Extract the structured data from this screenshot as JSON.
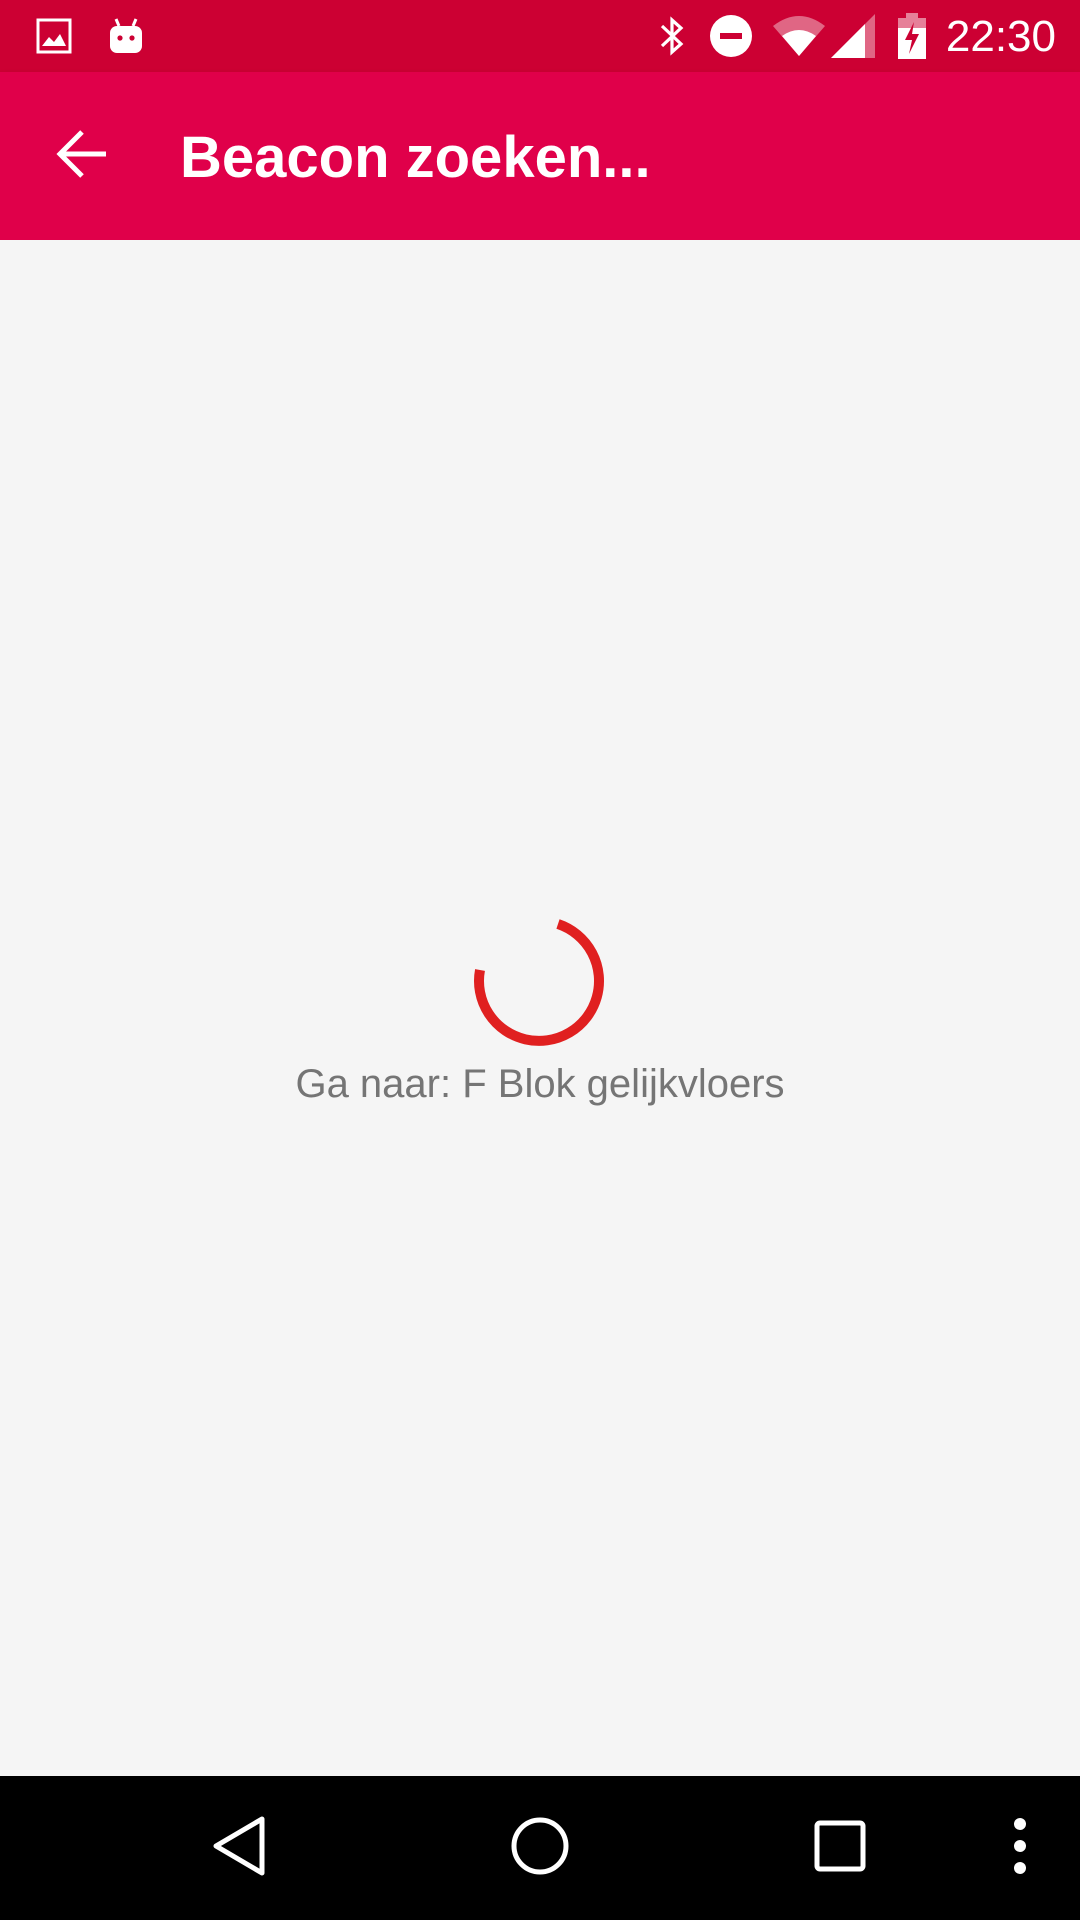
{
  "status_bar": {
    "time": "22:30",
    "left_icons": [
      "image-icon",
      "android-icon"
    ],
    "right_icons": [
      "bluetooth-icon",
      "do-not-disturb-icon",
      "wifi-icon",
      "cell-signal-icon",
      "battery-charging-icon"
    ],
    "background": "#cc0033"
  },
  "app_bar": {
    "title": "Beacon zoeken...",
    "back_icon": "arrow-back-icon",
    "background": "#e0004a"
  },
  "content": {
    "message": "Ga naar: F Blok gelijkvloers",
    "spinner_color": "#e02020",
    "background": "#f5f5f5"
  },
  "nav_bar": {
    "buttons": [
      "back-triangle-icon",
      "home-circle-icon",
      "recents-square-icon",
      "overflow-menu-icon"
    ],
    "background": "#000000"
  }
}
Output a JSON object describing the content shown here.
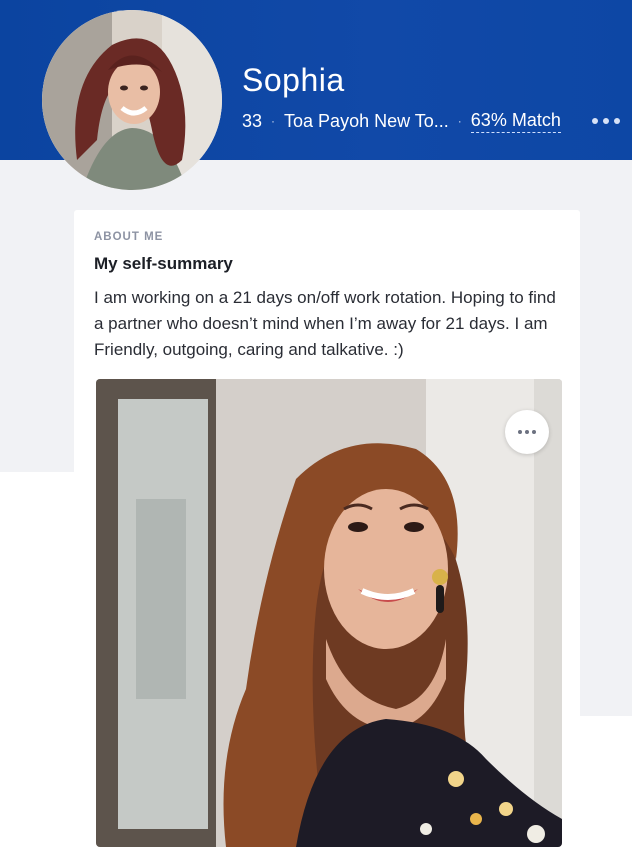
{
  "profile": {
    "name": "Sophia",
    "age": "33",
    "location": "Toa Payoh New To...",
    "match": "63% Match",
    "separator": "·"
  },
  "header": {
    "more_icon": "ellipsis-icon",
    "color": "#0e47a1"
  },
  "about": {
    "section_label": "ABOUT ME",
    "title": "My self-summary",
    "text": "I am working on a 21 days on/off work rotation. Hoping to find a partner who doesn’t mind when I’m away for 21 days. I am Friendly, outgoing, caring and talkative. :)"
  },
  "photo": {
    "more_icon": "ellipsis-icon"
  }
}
----------------------------------------
* _TASK GOAL_
Using the records above, retype everything exactly except the pictures.

* _ANSWER_
Extract the structured data from this screenshot as JSON.
{
  "status_bar": {
    "time": "22:30",
    "left_icons": [
      "image-icon",
      "android-icon"
    ],
    "right_icons": [
      "bluetooth-icon",
      "do-not-disturb-icon",
      "wifi-icon",
      "cell-signal-icon",
      "battery-charging-icon"
    ],
    "background": "#cc0033"
  },
  "app_bar": {
    "title": "Beacon zoeken...",
    "back_icon": "arrow-back-icon",
    "background": "#e0004a"
  },
  "content": {
    "message": "Ga naar: F Blok gelijkvloers",
    "spinner_color": "#e02020",
    "background": "#f5f5f5"
  },
  "nav_bar": {
    "buttons": [
      "back-triangle-icon",
      "home-circle-icon",
      "recents-square-icon",
      "overflow-menu-icon"
    ],
    "background": "#000000"
  }
}
Output a JSON object describing the content shown here.
{
  "profile": {
    "name": "Sophia",
    "age": "33",
    "location": "Toa Payoh New To...",
    "match": "63% Match",
    "separator": "·"
  },
  "header": {
    "more_icon": "ellipsis-icon",
    "color": "#0e47a1"
  },
  "about": {
    "section_label": "ABOUT ME",
    "title": "My self-summary",
    "text": "I am working on a 21 days on/off work rotation. Hoping to find a partner who doesn’t mind when I’m away for 21 days. I am Friendly, outgoing, caring and talkative. :)"
  },
  "photo": {
    "more_icon": "ellipsis-icon"
  }
}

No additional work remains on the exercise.